Objective: Hunt for the word "Jumlah" across the entries below, copying each line that holds it.

○ ○ ○ ○ ○ ○ ○

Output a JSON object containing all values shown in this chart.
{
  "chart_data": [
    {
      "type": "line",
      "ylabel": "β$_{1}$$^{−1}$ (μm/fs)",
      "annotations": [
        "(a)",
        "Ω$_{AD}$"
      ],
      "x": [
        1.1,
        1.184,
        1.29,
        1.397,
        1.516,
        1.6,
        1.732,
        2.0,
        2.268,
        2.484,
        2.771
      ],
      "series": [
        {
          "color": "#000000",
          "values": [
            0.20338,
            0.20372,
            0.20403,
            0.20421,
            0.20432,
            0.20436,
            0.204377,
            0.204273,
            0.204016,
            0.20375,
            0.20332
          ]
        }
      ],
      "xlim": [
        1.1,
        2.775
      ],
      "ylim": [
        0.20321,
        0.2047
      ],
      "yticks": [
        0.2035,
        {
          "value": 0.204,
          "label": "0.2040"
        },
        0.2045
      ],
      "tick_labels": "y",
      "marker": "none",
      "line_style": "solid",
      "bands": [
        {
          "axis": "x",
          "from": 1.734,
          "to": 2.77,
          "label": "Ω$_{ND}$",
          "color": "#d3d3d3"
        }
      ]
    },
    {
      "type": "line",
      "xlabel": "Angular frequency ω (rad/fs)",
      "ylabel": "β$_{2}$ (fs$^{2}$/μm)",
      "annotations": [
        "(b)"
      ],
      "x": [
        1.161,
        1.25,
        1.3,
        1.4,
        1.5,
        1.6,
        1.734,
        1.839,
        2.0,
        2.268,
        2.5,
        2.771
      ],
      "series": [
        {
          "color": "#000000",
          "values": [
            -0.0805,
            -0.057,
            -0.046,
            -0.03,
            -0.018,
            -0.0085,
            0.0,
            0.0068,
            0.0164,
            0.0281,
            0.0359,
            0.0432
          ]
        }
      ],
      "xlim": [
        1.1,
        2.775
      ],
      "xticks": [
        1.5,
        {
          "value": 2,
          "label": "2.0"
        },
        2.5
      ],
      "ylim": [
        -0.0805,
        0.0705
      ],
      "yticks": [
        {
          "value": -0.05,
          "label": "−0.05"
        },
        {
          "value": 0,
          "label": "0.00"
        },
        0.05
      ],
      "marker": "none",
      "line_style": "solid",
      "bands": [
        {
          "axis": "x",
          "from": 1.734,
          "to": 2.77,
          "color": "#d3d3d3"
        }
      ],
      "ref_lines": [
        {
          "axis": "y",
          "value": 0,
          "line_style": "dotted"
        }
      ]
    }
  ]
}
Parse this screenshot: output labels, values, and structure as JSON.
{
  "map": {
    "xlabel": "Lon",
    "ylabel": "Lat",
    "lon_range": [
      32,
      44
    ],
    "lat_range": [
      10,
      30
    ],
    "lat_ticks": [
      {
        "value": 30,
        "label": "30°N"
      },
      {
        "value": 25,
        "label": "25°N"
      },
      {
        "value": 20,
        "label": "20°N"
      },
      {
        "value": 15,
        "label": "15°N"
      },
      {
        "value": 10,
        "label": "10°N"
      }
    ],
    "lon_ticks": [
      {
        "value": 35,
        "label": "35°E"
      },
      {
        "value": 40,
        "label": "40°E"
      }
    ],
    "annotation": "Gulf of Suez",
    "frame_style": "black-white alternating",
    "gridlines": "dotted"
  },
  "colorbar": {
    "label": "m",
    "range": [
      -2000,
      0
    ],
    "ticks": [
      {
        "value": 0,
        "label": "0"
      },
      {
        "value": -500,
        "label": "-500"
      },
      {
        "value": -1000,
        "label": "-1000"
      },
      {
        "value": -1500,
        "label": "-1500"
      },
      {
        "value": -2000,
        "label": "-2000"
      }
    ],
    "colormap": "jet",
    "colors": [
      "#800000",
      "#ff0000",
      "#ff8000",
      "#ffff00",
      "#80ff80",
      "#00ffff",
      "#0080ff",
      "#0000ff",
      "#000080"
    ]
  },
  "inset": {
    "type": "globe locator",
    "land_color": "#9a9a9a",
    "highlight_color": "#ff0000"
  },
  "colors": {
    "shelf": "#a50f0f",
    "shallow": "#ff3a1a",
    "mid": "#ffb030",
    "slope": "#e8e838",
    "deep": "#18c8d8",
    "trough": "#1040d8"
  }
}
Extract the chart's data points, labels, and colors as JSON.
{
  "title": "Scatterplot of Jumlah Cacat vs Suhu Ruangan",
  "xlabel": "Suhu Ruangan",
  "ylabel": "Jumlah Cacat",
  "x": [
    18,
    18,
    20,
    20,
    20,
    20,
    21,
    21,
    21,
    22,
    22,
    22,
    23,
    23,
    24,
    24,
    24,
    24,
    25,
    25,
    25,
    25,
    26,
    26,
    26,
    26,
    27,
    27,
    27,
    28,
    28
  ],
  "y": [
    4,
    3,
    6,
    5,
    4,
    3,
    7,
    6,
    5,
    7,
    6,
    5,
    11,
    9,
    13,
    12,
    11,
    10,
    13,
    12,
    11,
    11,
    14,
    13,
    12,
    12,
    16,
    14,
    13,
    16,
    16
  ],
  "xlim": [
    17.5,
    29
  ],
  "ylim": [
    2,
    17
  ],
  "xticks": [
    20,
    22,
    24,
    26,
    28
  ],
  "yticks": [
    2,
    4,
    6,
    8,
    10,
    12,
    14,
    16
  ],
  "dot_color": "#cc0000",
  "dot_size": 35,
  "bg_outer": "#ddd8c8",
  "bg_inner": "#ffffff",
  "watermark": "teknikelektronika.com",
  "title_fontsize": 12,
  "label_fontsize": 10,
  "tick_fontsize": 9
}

○ ○ ○ ○ ○ ○ ○

Answer to this problem:
  "title": "Scatterplot of Jumlah Cacat vs Suhu Ruangan",
  "ylabel": "Jumlah Cacat",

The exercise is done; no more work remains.